**What needs to be done**
Repeat each record below exactly as given.
****
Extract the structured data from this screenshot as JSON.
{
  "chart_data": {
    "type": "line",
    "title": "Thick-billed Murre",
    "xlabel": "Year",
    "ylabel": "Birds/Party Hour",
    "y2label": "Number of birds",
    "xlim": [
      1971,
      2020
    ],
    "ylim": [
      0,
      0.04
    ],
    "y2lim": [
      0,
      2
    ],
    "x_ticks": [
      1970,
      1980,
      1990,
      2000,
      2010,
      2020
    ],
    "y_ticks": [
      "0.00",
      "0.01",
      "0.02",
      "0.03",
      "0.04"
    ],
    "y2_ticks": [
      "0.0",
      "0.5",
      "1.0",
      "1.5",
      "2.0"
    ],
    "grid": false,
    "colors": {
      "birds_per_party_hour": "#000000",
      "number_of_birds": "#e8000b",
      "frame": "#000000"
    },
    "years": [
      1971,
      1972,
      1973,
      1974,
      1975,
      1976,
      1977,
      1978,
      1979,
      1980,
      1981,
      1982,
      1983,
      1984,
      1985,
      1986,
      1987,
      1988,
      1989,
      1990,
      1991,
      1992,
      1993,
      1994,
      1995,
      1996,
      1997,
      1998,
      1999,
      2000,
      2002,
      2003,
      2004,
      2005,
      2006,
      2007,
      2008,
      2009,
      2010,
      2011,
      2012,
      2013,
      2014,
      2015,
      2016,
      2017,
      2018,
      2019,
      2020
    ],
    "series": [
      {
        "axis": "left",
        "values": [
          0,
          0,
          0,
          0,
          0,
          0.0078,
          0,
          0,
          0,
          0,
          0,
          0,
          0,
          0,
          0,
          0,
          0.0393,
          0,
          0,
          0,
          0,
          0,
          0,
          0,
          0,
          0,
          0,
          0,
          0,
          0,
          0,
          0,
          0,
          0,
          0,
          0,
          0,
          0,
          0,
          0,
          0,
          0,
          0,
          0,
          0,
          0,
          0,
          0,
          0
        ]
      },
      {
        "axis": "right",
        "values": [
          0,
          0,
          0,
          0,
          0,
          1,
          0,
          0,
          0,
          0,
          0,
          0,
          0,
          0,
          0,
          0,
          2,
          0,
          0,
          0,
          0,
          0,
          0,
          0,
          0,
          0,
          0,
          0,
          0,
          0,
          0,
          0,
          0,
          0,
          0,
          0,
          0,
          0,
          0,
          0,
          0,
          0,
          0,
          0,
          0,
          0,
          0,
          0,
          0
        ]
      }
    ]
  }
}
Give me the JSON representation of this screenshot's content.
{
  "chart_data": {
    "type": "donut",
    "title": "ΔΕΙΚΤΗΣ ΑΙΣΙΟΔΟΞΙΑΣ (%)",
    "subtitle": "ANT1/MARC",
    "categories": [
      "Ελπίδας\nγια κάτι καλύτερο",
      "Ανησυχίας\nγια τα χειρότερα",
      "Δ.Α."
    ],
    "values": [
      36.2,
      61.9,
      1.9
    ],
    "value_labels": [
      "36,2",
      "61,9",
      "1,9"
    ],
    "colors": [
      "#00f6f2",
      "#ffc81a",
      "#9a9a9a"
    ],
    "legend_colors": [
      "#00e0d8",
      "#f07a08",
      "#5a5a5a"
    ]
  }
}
****
**Output of the exercise**
Extract the structured data from this screenshot as JSON.
{
  "chart_data": {
    "type": "line",
    "title": "Thick-billed Murre",
    "xlabel": "Year",
    "ylabel": "Birds/Party Hour",
    "y2label": "Number of birds",
    "xlim": [
      1971,
      2020
    ],
    "ylim": [
      0,
      0.04
    ],
    "y2lim": [
      0,
      2
    ],
    "x_ticks": [
      1970,
      1980,
      1990,
      2000,
      2010,
      2020
    ],
    "y_ticks": [
      "0.00",
      "0.01",
      "0.02",
      "0.03",
      "0.04"
    ],
    "y2_ticks": [
      "0.0",
      "0.5",
      "1.0",
      "1.5",
      "2.0"
    ],
    "grid": false,
    "colors": {
      "birds_per_party_hour": "#000000",
      "number_of_birds": "#e8000b",
      "frame": "#000000"
    },
    "years": [
      1971,
      1972,
      1973,
      1974,
      1975,
      1976,
      1977,
      1978,
      1979,
      1980,
      1981,
      1982,
      1983,
      1984,
      1985,
      1986,
      1987,
      1988,
      1989,
      1990,
      1991,
      1992,
      1993,
      1994,
      1995,
      1996,
      1997,
      1998,
      1999,
      2000,
      2002,
      2003,
      2004,
      2005,
      2006,
      2007,
      2008,
      2009,
      2010,
      2011,
      2012,
      2013,
      2014,
      2015,
      2016,
      2017,
      2018,
      2019,
      2020
    ],
    "series": [
      {
        "axis": "left",
        "values": [
          0,
          0,
          0,
          0,
          0,
          0.0078,
          0,
          0,
          0,
          0,
          0,
          0,
          0,
          0,
          0,
          0,
          0.0393,
          0,
          0,
          0,
          0,
          0,
          0,
          0,
          0,
          0,
          0,
          0,
          0,
          0,
          0,
          0,
          0,
          0,
          0,
          0,
          0,
          0,
          0,
          0,
          0,
          0,
          0,
          0,
          0,
          0,
          0,
          0,
          0
        ]
      },
      {
        "axis": "right",
        "values": [
          0,
          0,
          0,
          0,
          0,
          1,
          0,
          0,
          0,
          0,
          0,
          0,
          0,
          0,
          0,
          0,
          2,
          0,
          0,
          0,
          0,
          0,
          0,
          0,
          0,
          0,
          0,
          0,
          0,
          0,
          0,
          0,
          0,
          0,
          0,
          0,
          0,
          0,
          0,
          0,
          0,
          0,
          0,
          0,
          0,
          0,
          0,
          0,
          0
        ]
      }
    ]
  }
}
Give me the JSON representation of this screenshot's content.
{
  "chart_data": {
    "type": "donut",
    "title": "ΔΕΙΚΤΗΣ ΑΙΣΙΟΔΟΞΙΑΣ (%)",
    "subtitle": "ANT1/MARC",
    "categories": [
      "Ελπίδας\nγια κάτι καλύτερο",
      "Ανησυχίας\nγια τα χειρότερα",
      "Δ.Α."
    ],
    "values": [
      36.2,
      61.9,
      1.9
    ],
    "value_labels": [
      "36,2",
      "61,9",
      "1,9"
    ],
    "colors": [
      "#00f6f2",
      "#ffc81a",
      "#9a9a9a"
    ],
    "legend_colors": [
      "#00e0d8",
      "#f07a08",
      "#5a5a5a"
    ]
  }
}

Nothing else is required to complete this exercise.